▶ WORK TO BE COMPLETED
Report, word for word, every line of the material that contains "Nelson".

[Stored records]
— Start —

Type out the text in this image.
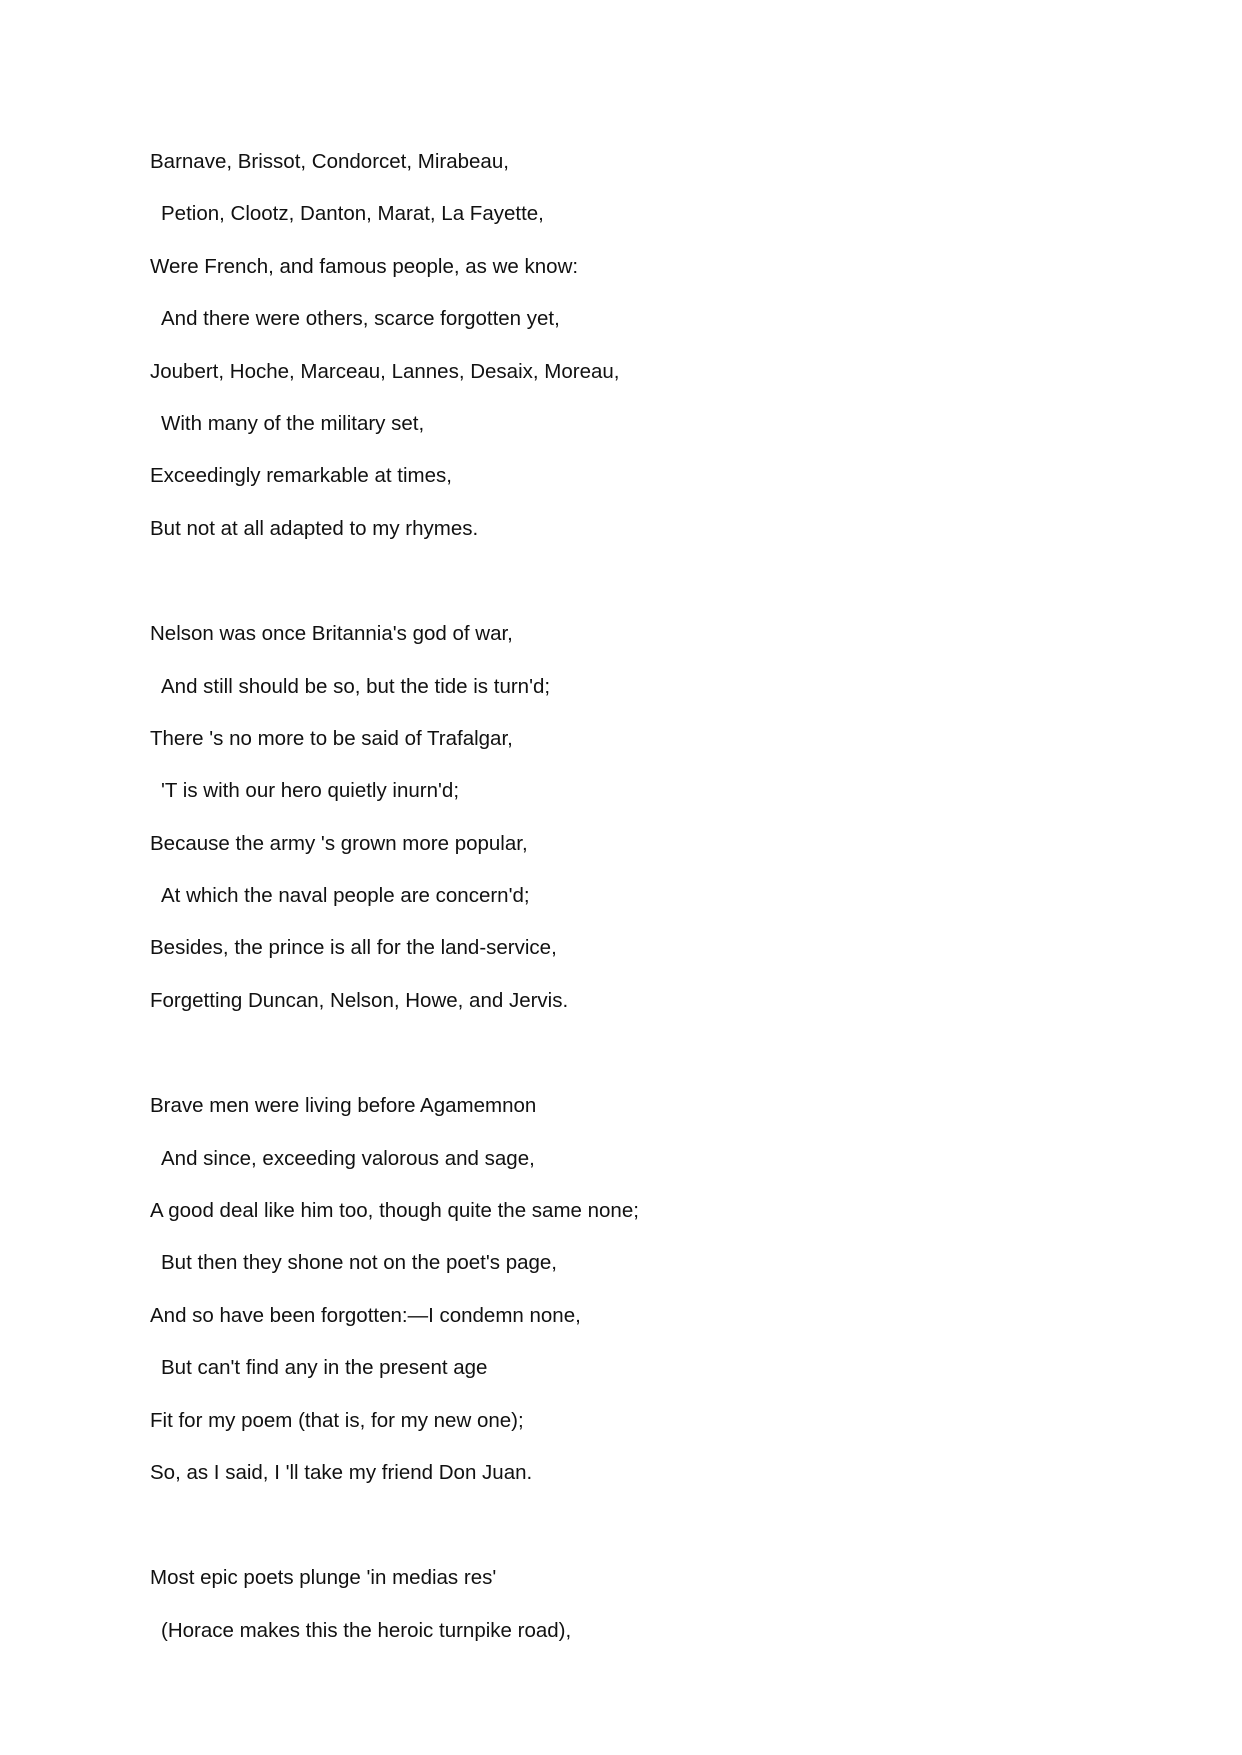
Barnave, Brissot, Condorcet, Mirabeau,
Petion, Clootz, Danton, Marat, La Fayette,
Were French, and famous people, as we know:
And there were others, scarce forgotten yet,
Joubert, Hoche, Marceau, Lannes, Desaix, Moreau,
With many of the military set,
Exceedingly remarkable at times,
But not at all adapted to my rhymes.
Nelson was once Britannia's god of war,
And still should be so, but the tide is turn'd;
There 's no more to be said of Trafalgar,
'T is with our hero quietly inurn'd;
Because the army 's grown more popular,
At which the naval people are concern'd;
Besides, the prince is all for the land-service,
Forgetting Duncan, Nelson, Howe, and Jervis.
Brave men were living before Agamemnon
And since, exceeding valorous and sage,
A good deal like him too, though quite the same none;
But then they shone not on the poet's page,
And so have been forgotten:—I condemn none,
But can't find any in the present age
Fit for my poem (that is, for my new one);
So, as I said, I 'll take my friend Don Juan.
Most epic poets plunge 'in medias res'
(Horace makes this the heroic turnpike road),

— End —

▶ PROBLEM SOLUTION
Nelson was once Britannia's god of war,
Forgetting Duncan, Nelson, Howe, and Jervis.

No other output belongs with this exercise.